GOAL:
Provide only the number of lines where "text" occurs.

____

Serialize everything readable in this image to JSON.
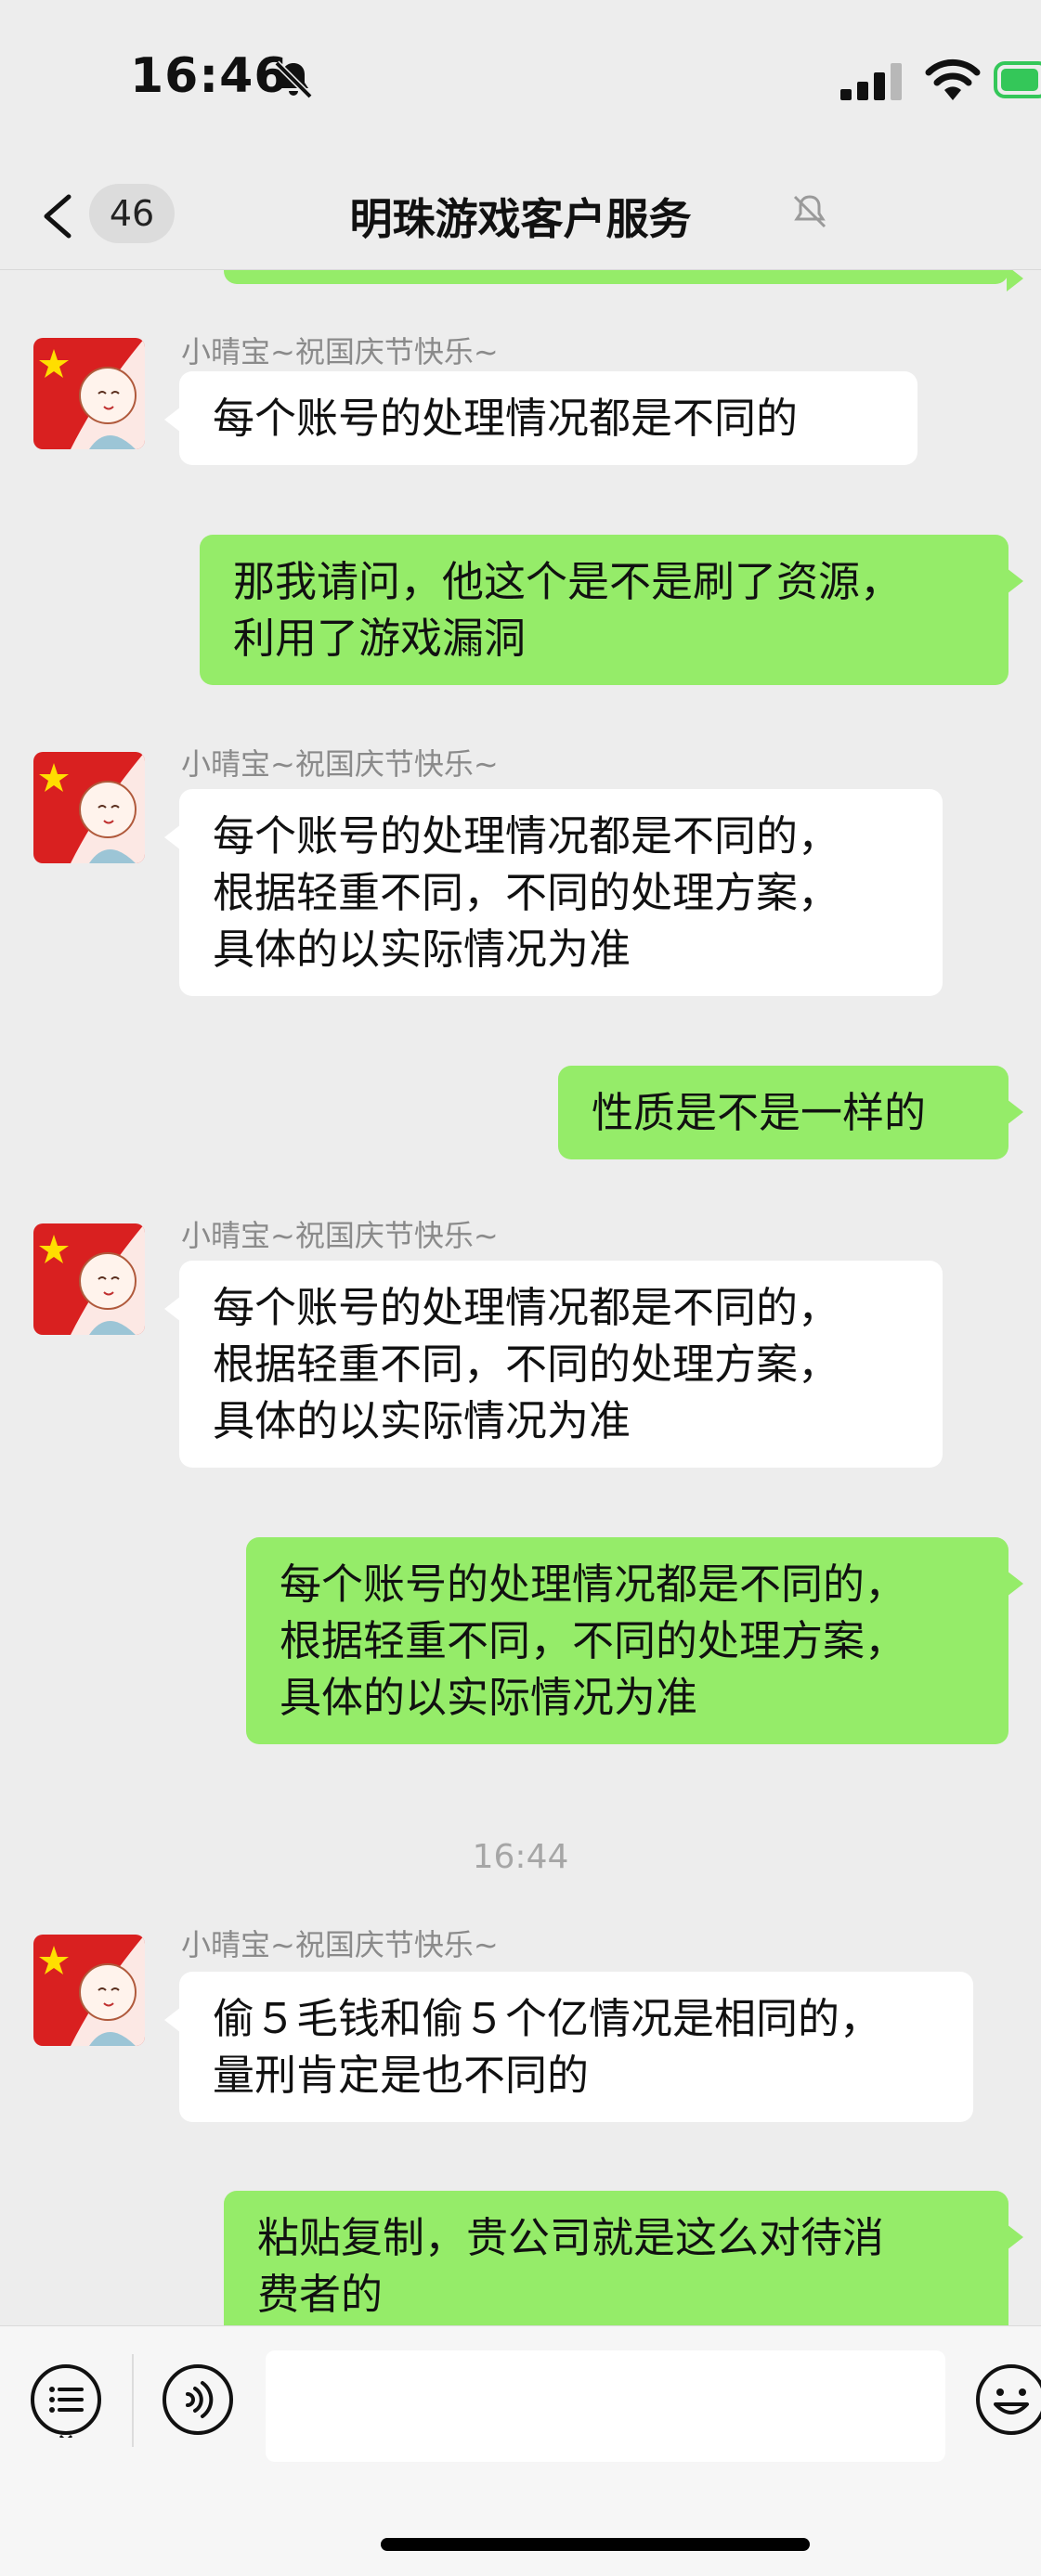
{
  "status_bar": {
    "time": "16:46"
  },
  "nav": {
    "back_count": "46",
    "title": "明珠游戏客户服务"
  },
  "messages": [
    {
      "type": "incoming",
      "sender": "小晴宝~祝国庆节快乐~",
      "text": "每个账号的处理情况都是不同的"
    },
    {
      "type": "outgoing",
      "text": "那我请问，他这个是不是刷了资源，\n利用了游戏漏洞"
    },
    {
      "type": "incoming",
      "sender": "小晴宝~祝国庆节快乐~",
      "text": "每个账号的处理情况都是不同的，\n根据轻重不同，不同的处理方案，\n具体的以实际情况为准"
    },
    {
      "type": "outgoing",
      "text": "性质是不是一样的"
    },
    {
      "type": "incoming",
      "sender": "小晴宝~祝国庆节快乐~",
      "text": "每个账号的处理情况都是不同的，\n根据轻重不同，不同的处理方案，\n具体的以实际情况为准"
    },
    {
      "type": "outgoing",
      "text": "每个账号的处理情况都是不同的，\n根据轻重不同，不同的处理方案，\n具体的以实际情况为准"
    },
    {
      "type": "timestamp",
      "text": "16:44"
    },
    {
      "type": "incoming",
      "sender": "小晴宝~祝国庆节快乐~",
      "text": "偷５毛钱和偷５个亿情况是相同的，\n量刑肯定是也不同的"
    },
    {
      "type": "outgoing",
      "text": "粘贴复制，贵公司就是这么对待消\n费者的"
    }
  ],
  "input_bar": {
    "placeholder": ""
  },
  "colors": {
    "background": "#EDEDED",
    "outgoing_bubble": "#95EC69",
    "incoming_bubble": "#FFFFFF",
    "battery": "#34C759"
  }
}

____

SOLUTION TO THIS PROBLEM:
9